» Extracted records

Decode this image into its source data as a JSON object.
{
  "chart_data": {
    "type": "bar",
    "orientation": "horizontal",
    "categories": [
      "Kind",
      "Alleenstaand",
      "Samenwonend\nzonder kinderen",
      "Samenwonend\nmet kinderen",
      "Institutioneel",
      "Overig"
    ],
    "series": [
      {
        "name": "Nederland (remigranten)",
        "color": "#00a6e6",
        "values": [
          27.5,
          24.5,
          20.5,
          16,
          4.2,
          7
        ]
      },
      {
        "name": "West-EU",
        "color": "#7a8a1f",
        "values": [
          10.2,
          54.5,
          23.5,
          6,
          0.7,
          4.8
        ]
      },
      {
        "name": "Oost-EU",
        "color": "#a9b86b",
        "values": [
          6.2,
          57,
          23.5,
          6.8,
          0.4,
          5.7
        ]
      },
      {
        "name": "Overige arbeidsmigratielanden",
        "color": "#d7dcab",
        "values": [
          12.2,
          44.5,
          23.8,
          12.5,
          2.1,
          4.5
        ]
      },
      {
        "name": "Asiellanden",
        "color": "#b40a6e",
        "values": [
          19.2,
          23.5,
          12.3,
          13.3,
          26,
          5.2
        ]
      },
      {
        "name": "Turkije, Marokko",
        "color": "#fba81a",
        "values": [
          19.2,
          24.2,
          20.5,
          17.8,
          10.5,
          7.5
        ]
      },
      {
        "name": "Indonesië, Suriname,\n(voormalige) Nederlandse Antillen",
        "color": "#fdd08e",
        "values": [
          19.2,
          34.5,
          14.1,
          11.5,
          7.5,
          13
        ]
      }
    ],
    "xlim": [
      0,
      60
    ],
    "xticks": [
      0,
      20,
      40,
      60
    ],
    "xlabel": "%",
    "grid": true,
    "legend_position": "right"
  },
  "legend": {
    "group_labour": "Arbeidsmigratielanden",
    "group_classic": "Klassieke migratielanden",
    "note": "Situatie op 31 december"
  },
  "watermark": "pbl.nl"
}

==

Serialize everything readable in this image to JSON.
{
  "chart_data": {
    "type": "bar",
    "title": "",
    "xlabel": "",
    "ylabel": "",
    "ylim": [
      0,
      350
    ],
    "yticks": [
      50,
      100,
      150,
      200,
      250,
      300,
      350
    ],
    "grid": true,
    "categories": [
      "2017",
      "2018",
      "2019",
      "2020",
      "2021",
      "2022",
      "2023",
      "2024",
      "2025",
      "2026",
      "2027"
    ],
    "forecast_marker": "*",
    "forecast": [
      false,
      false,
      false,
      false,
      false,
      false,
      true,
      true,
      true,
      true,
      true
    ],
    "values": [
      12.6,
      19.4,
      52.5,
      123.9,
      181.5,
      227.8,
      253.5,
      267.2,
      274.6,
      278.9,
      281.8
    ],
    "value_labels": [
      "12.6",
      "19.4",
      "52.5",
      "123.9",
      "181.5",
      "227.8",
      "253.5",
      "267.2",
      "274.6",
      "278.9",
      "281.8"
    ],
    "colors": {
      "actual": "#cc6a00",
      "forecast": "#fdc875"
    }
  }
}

==

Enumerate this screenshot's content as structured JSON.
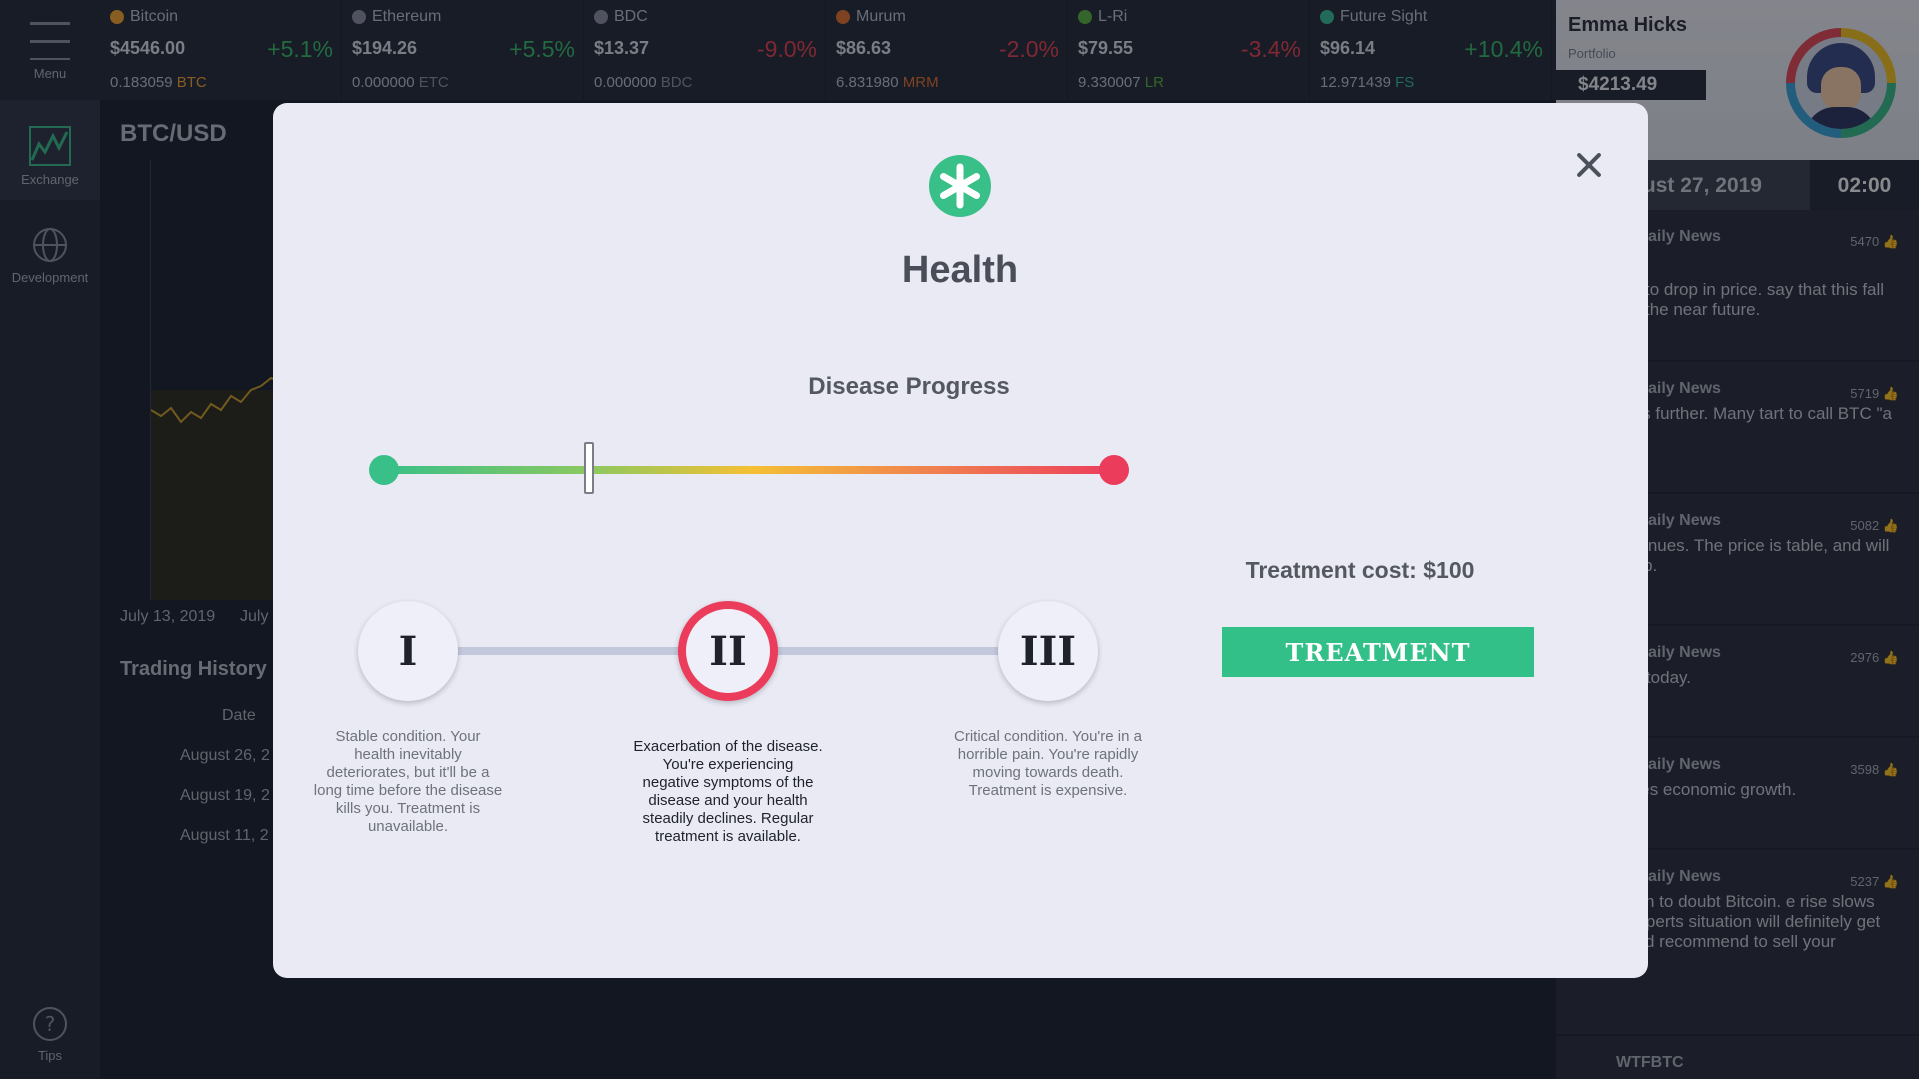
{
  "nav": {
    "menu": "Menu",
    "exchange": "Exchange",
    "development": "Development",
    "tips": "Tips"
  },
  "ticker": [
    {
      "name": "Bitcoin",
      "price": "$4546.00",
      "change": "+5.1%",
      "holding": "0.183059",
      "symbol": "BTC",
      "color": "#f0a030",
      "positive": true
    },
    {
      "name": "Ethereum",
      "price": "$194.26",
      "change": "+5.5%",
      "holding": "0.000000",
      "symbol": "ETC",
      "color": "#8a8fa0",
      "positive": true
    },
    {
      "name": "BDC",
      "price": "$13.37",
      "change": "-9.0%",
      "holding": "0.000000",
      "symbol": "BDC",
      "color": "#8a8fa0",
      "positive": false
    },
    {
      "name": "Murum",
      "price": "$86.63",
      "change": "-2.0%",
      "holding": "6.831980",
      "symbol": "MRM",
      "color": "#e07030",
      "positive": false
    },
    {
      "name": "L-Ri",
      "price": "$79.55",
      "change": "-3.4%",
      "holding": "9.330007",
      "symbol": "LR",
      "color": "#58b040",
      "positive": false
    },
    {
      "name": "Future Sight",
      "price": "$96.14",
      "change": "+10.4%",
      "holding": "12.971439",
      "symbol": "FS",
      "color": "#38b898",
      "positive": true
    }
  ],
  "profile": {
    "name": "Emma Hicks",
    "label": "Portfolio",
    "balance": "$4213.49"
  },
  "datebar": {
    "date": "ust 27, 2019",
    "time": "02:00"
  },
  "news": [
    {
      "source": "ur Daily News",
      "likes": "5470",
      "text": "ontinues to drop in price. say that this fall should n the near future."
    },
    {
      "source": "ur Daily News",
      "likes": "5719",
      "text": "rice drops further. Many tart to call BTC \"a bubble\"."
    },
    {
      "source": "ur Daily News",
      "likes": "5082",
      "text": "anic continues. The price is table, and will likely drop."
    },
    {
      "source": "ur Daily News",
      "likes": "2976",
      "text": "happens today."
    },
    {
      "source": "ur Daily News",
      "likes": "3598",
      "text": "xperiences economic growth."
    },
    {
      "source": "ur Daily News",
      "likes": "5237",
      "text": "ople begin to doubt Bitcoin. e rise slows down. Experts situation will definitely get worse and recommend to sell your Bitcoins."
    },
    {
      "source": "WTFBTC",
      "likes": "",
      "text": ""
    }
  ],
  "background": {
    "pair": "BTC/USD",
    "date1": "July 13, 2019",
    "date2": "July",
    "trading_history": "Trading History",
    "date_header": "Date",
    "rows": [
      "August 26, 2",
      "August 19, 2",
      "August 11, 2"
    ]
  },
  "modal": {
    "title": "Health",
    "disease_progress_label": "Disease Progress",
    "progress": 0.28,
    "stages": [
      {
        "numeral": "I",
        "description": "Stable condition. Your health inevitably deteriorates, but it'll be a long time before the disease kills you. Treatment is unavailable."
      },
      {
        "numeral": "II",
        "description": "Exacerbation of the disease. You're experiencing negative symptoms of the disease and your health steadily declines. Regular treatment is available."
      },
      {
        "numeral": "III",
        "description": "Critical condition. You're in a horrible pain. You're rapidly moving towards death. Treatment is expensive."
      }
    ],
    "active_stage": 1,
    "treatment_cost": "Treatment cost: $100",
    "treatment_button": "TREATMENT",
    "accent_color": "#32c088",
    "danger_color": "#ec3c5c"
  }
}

» What you are asked to do
Pick out, from the lines above, every one that contains the string "time".

» The answer
    "time": "02:00"
        "description": "Stable condition. Your health inevitably deteriorates, but it'll be a long time before the disease kills you. Treatment is unavailable."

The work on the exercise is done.